Your instructions: Every entry must be duplicated precisely as written.

§

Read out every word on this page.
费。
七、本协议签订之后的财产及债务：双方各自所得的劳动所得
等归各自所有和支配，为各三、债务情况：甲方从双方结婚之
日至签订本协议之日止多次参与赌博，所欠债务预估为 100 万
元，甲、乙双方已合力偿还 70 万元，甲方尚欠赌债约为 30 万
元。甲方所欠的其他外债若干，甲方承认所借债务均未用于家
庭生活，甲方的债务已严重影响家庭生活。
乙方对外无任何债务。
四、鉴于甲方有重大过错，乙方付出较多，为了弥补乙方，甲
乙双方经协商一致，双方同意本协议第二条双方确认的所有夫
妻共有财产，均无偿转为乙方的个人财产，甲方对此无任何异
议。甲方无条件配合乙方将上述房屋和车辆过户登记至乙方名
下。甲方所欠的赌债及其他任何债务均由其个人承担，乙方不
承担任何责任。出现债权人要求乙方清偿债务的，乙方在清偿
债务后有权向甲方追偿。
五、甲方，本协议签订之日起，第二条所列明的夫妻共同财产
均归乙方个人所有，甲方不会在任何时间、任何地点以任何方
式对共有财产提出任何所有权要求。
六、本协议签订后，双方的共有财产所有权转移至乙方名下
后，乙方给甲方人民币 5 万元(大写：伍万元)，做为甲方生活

§

Answer to the task:
Read out every word on this page.
费。
七、本协议签订之后的财产及债务：双方各自所得的劳动所得
等归各自所有和支配，为各三、债务情况：甲方从双方结婚之
日至签订本协议之日止多次参与赌博，所欠债务预估为 100 万
元，甲、乙双方已合力偿还 70 万元，甲方尚欠赌债约为 30 万
元。甲方所欠的其他外债若干，甲方承认所借债务均未用于家
庭生活，甲方的债务已严重影响家庭生活。
乙方对外无任何债务。
四、鉴于甲方有重大过错，乙方付出较多，为了弥补乙方，甲
乙双方经协商一致，双方同意本协议第二条双方确认的所有夫
妻共有财产，均无偿转为乙方的个人财产，甲方对此无任何异
议。甲方无条件配合乙方将上述房屋和车辆过户登记至乙方名
下。甲方所欠的赌债及其他任何债务均由其个人承担，乙方不
承担任何责任。出现债权人要求乙方清偿债务的，乙方在清偿
债务后有权向甲方追偿。
五、甲方，本协议签订之日起，第二条所列明的夫妻共同财产
均归乙方个人所有，甲方不会在任何时间、任何地点以任何方
式对共有财产提出任何所有权要求。
六、本协议签订后，双方的共有财产所有权转移至乙方名下
后，乙方给甲方人民币 5 万元(大写：伍万元)，做为甲方生活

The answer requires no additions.